**STATED PROBLEM:**
Make an exact copy of the records, dropping all pictures.

**EXTRACTED INFORMATION:**
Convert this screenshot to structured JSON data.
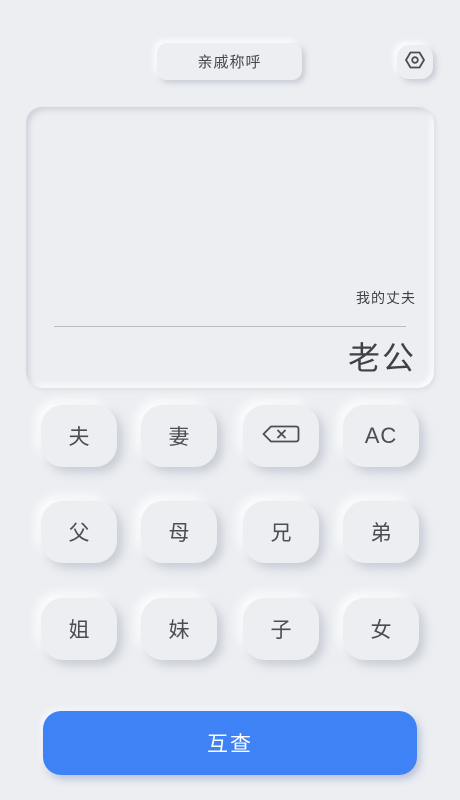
{
  "header": {
    "title": "亲戚称呼"
  },
  "display": {
    "expression": "我的丈夫",
    "result": "老公"
  },
  "keypad": {
    "rows": [
      [
        "夫",
        "妻",
        "",
        "AC"
      ],
      [
        "父",
        "母",
        "兄",
        "弟"
      ],
      [
        "姐",
        "妹",
        "子",
        "女"
      ]
    ]
  },
  "actions": {
    "query_label": "互查"
  },
  "icons": {
    "settings": "hexagon-settings-icon",
    "backspace": "backspace-icon"
  },
  "colors": {
    "background": "#eceef2",
    "primary": "#3f82f6",
    "text": "#44474d"
  }
}
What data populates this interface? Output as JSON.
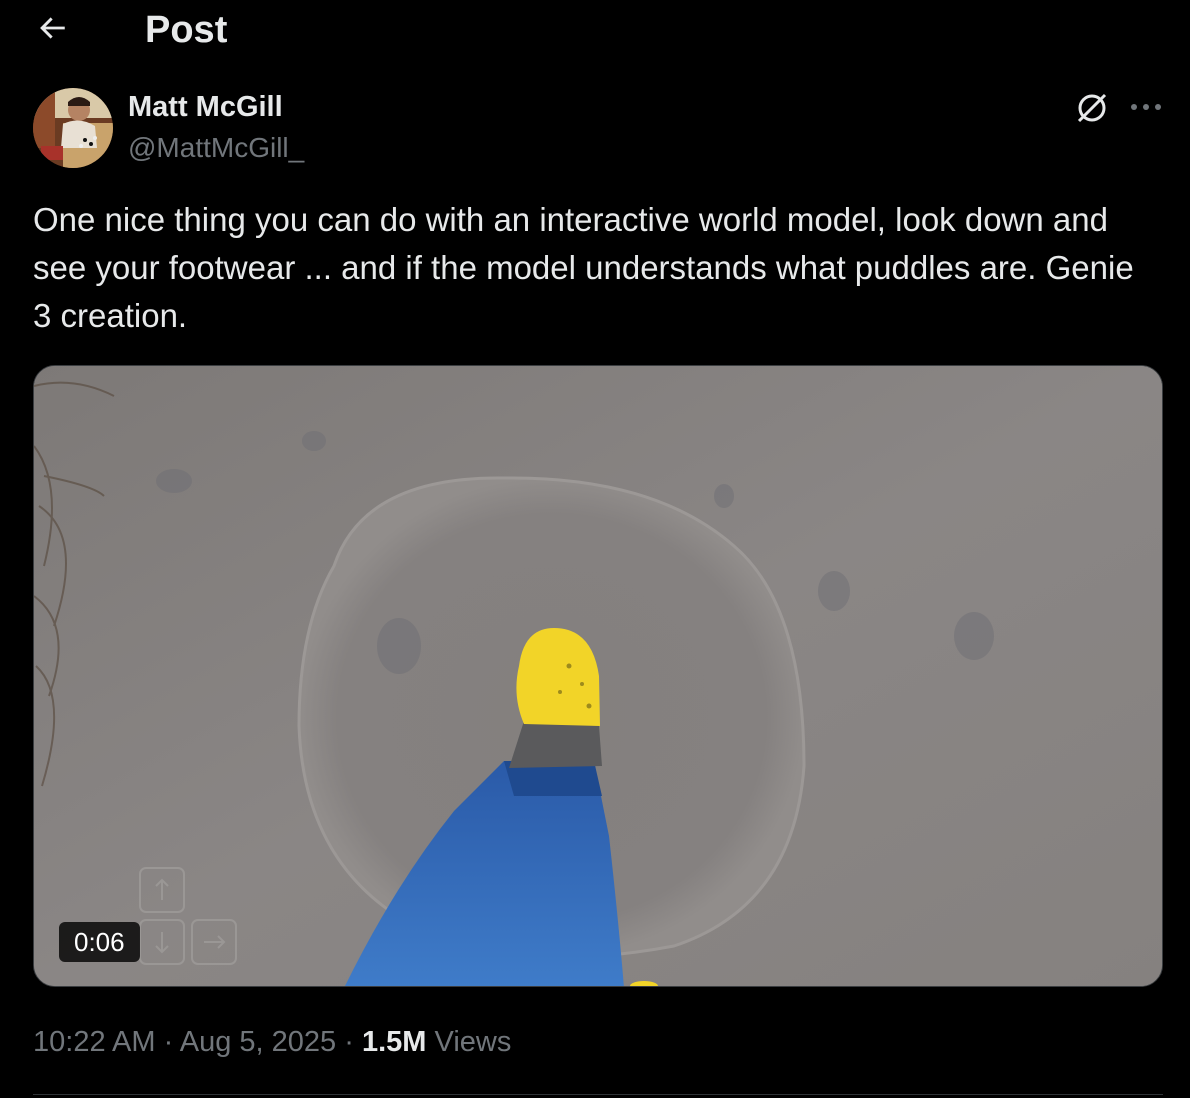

**RESULT OF THE EXERCISE:**
Convert this screenshot to structured JSON data.
{
  "header": {
    "title": "亲戚称呼"
  },
  "display": {
    "expression": "我的丈夫",
    "result": "老公"
  },
  "keypad": {
    "rows": [
      [
        "夫",
        "妻",
        "",
        "AC"
      ],
      [
        "父",
        "母",
        "兄",
        "弟"
      ],
      [
        "姐",
        "妹",
        "子",
        "女"
      ]
    ]
  },
  "actions": {
    "query_label": "互查"
  },
  "icons": {
    "settings": "hexagon-settings-icon",
    "backspace": "backspace-icon"
  },
  "colors": {
    "background": "#eceef2",
    "primary": "#3f82f6",
    "text": "#44474d"
  }
}
What data populates this interface? Output as JSON.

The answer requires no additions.